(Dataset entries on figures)

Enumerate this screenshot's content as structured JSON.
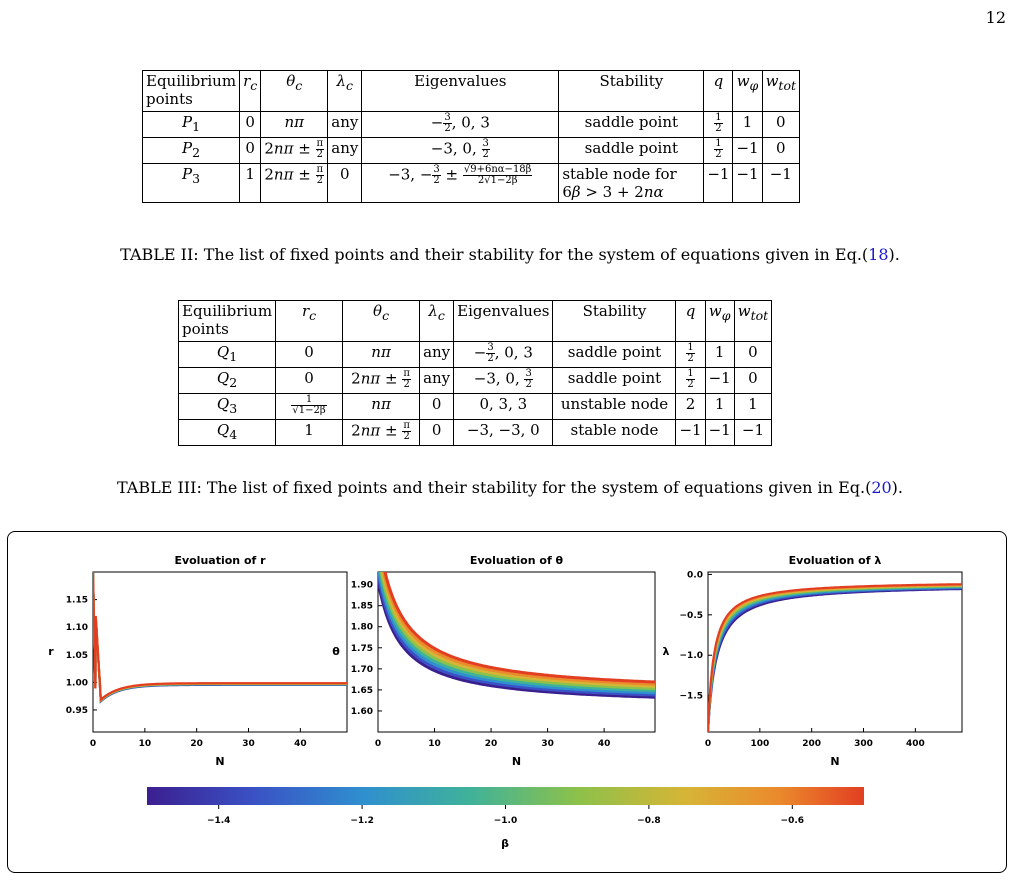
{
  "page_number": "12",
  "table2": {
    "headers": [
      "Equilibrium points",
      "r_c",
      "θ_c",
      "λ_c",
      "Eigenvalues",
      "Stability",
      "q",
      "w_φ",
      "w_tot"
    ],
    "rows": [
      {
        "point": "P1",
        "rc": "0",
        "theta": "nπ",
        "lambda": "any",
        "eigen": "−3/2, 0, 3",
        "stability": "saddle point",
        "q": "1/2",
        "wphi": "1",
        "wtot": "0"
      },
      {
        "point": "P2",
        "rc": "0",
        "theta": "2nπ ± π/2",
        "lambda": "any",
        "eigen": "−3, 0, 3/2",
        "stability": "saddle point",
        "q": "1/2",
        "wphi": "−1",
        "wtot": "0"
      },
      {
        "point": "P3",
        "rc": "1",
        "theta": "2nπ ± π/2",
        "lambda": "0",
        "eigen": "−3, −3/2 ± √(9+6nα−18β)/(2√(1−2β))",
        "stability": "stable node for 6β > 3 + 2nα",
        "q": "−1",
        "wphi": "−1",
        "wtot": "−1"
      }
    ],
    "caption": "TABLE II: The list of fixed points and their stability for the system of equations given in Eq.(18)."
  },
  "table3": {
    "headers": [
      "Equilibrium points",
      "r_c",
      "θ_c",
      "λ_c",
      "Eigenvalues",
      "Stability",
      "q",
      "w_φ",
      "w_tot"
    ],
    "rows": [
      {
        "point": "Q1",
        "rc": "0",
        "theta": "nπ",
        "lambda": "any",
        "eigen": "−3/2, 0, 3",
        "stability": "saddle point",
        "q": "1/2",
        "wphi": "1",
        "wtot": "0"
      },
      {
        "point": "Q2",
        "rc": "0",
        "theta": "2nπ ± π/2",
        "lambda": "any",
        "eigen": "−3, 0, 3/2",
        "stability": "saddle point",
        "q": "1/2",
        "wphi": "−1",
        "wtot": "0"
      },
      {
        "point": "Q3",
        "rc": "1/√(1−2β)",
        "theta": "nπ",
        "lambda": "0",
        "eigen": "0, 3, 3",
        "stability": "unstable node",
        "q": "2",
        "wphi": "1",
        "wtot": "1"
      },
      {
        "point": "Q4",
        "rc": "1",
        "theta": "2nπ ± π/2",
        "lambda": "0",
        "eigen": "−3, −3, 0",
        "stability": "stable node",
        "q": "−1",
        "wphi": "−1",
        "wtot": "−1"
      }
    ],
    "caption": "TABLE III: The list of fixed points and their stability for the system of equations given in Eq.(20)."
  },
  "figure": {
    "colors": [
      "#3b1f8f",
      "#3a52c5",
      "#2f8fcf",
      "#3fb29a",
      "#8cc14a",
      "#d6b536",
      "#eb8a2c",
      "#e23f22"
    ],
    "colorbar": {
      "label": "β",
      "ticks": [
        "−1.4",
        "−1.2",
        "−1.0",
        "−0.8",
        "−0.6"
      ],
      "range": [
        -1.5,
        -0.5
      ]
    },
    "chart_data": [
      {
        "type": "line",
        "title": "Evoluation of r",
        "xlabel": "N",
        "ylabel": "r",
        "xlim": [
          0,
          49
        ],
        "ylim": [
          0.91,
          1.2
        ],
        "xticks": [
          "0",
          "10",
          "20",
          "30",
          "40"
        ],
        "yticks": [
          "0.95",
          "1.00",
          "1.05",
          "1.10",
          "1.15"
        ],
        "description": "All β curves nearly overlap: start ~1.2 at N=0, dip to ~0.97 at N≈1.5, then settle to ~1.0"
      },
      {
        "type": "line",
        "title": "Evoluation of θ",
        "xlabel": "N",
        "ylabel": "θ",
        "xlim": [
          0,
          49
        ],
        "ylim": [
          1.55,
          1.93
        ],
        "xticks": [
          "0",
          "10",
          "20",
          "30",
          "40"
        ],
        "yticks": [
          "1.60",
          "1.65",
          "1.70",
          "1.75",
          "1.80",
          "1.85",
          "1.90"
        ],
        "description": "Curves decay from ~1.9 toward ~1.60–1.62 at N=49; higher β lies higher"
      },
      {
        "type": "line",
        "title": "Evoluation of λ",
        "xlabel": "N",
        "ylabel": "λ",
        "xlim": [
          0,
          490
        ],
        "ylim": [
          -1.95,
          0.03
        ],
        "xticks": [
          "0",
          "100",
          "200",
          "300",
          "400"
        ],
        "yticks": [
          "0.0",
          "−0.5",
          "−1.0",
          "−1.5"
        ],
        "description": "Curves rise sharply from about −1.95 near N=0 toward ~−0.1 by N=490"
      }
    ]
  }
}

...

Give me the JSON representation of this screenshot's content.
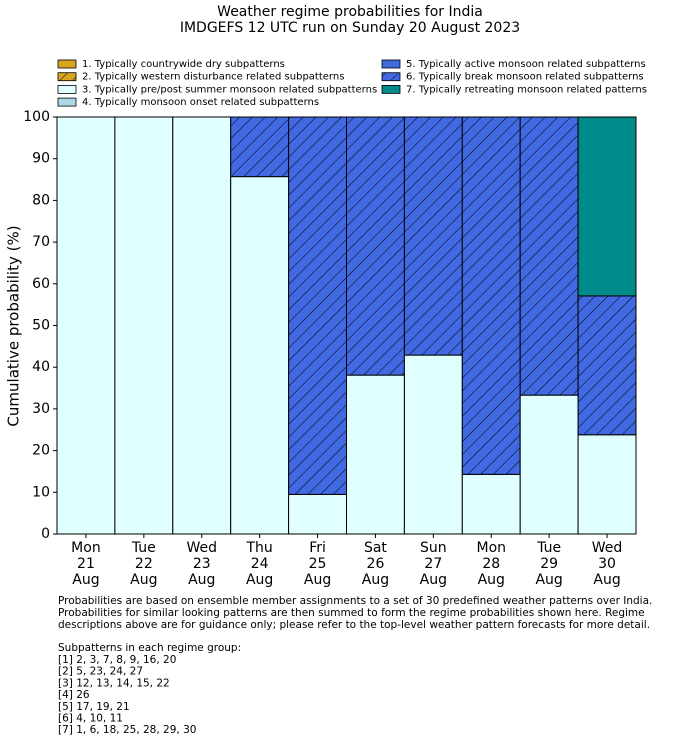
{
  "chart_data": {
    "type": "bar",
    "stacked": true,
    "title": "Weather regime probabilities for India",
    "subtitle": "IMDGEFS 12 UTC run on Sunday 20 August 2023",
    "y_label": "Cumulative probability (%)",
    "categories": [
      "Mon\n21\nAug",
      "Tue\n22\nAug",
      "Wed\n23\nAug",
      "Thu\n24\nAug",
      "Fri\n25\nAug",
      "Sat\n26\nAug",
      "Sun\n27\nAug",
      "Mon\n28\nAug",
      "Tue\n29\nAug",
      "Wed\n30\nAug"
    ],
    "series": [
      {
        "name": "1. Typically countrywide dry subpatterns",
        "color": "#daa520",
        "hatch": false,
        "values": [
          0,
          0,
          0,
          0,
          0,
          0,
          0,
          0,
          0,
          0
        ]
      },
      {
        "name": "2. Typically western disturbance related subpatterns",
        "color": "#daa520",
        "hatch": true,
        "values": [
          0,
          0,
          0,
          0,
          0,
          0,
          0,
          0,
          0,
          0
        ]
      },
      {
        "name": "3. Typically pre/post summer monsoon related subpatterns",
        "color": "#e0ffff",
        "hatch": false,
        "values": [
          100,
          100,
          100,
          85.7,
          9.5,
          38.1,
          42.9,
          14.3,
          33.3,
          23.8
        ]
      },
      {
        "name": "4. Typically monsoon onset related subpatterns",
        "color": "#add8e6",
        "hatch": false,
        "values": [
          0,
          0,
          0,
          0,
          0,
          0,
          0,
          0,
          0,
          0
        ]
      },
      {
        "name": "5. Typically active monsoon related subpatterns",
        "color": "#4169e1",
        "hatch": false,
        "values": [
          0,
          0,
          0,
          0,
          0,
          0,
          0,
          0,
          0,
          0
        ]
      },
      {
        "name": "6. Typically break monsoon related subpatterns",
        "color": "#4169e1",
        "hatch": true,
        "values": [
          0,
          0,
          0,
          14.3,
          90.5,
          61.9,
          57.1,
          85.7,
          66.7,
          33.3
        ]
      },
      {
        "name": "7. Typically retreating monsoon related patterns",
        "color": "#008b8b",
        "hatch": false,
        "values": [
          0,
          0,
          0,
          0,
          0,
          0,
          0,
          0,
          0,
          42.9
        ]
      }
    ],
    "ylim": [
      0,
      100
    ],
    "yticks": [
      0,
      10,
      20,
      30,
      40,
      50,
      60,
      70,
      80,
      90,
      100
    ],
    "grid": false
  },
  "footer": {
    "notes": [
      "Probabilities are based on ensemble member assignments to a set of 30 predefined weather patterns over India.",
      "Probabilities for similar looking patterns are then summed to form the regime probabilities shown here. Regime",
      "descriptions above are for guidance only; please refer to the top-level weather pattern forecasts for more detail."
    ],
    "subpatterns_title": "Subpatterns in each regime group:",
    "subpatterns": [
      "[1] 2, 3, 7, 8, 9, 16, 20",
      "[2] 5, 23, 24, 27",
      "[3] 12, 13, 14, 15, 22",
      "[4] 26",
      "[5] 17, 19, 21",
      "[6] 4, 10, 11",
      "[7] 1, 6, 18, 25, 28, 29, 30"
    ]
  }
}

...

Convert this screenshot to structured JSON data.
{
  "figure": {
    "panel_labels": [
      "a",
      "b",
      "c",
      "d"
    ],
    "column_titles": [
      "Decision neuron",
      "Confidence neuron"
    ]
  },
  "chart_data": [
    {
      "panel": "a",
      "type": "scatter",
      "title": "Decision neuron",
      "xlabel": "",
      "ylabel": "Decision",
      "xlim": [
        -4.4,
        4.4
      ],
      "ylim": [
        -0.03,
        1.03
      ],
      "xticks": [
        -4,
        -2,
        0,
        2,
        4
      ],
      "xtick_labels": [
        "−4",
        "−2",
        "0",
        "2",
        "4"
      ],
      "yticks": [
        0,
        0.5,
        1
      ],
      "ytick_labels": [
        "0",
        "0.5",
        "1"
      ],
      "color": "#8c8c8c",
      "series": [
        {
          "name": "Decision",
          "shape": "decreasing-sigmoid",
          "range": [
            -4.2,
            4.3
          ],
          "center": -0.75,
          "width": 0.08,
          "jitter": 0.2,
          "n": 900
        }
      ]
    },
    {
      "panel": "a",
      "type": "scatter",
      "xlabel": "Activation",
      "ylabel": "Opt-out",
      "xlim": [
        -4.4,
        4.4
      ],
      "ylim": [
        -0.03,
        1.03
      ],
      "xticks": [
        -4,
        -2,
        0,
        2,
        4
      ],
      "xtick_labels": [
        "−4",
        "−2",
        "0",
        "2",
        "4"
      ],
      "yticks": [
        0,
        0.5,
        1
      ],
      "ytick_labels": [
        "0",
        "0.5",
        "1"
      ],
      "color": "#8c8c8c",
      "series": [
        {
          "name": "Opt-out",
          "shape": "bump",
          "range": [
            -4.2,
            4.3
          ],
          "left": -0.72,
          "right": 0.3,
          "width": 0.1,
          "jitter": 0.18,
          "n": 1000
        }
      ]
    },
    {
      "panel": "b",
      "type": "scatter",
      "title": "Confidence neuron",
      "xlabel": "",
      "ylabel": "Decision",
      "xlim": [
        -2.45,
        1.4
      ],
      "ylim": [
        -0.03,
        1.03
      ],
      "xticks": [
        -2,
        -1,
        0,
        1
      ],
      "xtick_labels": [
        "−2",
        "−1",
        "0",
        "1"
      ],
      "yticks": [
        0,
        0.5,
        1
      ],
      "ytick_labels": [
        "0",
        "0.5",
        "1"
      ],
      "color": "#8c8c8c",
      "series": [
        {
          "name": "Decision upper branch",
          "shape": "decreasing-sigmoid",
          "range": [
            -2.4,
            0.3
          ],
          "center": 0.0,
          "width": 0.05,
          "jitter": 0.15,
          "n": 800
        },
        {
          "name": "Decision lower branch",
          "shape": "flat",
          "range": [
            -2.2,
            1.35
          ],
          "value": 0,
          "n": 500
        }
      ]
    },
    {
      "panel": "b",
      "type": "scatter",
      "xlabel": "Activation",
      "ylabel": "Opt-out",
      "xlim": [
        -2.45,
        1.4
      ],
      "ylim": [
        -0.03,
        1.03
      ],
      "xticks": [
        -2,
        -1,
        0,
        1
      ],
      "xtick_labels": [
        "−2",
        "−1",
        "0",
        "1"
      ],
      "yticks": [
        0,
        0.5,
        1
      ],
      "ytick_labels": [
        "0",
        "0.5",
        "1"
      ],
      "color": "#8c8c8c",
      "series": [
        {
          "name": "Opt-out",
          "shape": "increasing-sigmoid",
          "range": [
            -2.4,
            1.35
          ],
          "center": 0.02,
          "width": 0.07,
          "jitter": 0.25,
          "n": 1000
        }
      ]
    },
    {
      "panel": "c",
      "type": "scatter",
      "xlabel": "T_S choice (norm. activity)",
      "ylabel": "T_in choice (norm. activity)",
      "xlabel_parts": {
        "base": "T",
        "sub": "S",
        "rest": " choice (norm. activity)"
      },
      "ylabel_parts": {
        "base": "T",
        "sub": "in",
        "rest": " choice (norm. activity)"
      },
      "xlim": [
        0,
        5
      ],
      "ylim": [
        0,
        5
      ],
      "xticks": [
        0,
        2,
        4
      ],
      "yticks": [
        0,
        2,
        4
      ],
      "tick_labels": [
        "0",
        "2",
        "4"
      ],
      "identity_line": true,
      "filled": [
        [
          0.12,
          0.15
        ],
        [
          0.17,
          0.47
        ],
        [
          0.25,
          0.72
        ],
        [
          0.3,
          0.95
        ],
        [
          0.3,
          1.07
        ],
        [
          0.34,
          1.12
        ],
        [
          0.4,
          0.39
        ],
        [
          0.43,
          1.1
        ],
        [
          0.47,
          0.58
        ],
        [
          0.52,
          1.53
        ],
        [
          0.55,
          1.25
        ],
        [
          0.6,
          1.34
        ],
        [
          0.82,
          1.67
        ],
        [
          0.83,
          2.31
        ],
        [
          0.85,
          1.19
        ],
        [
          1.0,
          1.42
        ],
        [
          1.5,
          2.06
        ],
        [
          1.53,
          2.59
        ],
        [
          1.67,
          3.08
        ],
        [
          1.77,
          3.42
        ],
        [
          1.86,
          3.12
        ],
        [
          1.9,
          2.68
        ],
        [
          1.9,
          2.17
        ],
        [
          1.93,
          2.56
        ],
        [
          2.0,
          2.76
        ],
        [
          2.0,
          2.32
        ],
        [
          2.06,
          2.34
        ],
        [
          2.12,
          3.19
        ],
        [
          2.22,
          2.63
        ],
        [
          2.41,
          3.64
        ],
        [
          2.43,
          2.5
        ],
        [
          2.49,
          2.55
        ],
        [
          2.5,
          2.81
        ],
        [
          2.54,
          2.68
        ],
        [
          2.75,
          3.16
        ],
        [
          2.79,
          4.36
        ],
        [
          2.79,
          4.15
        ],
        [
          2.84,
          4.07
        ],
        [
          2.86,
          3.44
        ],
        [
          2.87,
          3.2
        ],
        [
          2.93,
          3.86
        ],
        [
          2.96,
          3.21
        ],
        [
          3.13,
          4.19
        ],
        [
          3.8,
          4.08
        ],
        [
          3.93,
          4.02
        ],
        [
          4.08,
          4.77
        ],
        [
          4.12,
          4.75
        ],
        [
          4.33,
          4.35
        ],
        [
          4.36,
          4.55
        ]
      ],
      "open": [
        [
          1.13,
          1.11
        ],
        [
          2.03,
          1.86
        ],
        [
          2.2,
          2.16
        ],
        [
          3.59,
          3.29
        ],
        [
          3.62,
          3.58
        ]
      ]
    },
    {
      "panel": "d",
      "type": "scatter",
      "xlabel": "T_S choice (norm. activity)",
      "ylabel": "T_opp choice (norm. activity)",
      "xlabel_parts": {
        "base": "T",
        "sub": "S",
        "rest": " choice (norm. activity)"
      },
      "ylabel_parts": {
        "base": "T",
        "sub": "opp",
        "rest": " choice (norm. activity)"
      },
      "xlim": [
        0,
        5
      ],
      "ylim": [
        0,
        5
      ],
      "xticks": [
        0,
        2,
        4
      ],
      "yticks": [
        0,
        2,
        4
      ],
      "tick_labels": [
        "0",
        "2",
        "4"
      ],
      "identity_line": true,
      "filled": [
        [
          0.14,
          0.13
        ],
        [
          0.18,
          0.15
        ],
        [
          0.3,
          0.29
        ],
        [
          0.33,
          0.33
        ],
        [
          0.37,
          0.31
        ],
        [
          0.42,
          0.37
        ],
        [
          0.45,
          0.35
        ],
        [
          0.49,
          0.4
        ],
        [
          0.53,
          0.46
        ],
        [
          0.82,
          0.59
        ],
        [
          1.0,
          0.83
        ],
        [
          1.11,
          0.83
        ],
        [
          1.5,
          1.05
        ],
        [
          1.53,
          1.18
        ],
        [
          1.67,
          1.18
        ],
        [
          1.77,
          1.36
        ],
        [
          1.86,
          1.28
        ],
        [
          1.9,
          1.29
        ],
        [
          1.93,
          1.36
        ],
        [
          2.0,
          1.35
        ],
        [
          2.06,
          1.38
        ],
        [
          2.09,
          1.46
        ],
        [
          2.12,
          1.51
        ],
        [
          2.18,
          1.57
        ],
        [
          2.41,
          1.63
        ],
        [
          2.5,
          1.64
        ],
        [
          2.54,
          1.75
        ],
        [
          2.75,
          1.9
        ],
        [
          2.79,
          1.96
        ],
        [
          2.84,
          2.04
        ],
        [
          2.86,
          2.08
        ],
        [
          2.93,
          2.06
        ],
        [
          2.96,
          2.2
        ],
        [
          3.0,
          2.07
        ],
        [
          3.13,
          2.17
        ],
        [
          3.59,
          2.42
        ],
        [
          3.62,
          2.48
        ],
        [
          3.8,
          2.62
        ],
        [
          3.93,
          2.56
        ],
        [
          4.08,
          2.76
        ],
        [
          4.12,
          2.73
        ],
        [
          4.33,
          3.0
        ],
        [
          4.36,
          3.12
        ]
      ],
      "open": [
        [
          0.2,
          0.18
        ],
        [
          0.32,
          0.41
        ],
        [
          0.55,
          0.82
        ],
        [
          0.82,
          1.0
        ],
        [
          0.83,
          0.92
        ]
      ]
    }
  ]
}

Given exercise ▸
Determine how many lines in the records contain "from", and reply with the number only.

Final result ▸
2